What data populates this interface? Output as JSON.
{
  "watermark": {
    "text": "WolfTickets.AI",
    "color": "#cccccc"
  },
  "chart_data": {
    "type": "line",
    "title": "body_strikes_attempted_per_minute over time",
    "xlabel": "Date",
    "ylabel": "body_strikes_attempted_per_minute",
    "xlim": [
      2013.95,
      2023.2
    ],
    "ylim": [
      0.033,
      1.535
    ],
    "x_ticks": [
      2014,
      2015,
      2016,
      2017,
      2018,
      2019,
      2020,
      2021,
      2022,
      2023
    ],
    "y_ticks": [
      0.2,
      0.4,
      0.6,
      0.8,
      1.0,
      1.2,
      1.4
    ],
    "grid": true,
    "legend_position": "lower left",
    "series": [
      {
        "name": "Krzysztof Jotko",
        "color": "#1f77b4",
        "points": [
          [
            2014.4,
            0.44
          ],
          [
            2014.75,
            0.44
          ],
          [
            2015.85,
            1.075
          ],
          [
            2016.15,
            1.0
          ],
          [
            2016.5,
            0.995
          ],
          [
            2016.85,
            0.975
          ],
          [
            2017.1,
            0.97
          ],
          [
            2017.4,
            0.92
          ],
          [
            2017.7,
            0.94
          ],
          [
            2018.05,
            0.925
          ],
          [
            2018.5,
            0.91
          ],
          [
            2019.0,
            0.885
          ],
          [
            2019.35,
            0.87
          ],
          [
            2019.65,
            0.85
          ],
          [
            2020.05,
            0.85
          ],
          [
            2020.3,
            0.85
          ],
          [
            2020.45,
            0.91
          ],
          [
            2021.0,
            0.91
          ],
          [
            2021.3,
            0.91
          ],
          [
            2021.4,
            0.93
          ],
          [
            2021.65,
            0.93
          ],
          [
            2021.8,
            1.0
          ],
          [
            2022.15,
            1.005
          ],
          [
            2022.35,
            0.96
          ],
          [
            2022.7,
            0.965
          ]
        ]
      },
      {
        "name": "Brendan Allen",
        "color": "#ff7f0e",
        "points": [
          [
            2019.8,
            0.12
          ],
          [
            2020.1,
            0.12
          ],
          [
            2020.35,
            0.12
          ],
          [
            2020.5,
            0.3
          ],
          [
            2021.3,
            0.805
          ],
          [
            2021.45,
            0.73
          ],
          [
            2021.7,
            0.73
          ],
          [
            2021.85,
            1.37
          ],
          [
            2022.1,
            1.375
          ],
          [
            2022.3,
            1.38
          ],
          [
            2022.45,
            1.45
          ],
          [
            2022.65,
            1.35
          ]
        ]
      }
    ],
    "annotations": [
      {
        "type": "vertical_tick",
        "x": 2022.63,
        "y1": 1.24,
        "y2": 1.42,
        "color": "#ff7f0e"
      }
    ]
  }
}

══════════

Word for word, quote all of the data above.

## COMPLETED EXERCISE
What data populates this interface? Output as JSON.
{
  "watermark": {
    "text": "WolfTickets.AI",
    "color": "#cccccc"
  },
  "chart_data": {
    "type": "line",
    "title": "body_strikes_attempted_per_minute over time",
    "xlabel": "Date",
    "ylabel": "body_strikes_attempted_per_minute",
    "xlim": [
      2013.95,
      2023.2
    ],
    "ylim": [
      0.033,
      1.535
    ],
    "x_ticks": [
      2014,
      2015,
      2016,
      2017,
      2018,
      2019,
      2020,
      2021,
      2022,
      2023
    ],
    "y_ticks": [
      0.2,
      0.4,
      0.6,
      0.8,
      1.0,
      1.2,
      1.4
    ],
    "grid": true,
    "legend_position": "lower left",
    "series": [
      {
        "name": "Krzysztof Jotko",
        "color": "#1f77b4",
        "points": [
          [
            2014.4,
            0.44
          ],
          [
            2014.75,
            0.44
          ],
          [
            2015.85,
            1.075
          ],
          [
            2016.15,
            1.0
          ],
          [
            2016.5,
            0.995
          ],
          [
            2016.85,
            0.975
          ],
          [
            2017.1,
            0.97
          ],
          [
            2017.4,
            0.92
          ],
          [
            2017.7,
            0.94
          ],
          [
            2018.05,
            0.925
          ],
          [
            2018.5,
            0.91
          ],
          [
            2019.0,
            0.885
          ],
          [
            2019.35,
            0.87
          ],
          [
            2019.65,
            0.85
          ],
          [
            2020.05,
            0.85
          ],
          [
            2020.3,
            0.85
          ],
          [
            2020.45,
            0.91
          ],
          [
            2021.0,
            0.91
          ],
          [
            2021.3,
            0.91
          ],
          [
            2021.4,
            0.93
          ],
          [
            2021.65,
            0.93
          ],
          [
            2021.8,
            1.0
          ],
          [
            2022.15,
            1.005
          ],
          [
            2022.35,
            0.96
          ],
          [
            2022.7,
            0.965
          ]
        ]
      },
      {
        "name": "Brendan Allen",
        "color": "#ff7f0e",
        "points": [
          [
            2019.8,
            0.12
          ],
          [
            2020.1,
            0.12
          ],
          [
            2020.35,
            0.12
          ],
          [
            2020.5,
            0.3
          ],
          [
            2021.3,
            0.805
          ],
          [
            2021.45,
            0.73
          ],
          [
            2021.7,
            0.73
          ],
          [
            2021.85,
            1.37
          ],
          [
            2022.1,
            1.375
          ],
          [
            2022.3,
            1.38
          ],
          [
            2022.45,
            1.45
          ],
          [
            2022.65,
            1.35
          ]
        ]
      }
    ],
    "annotations": [
      {
        "type": "vertical_tick",
        "x": 2022.63,
        "y1": 1.24,
        "y2": 1.42,
        "color": "#ff7f0e"
      }
    ]
  }
}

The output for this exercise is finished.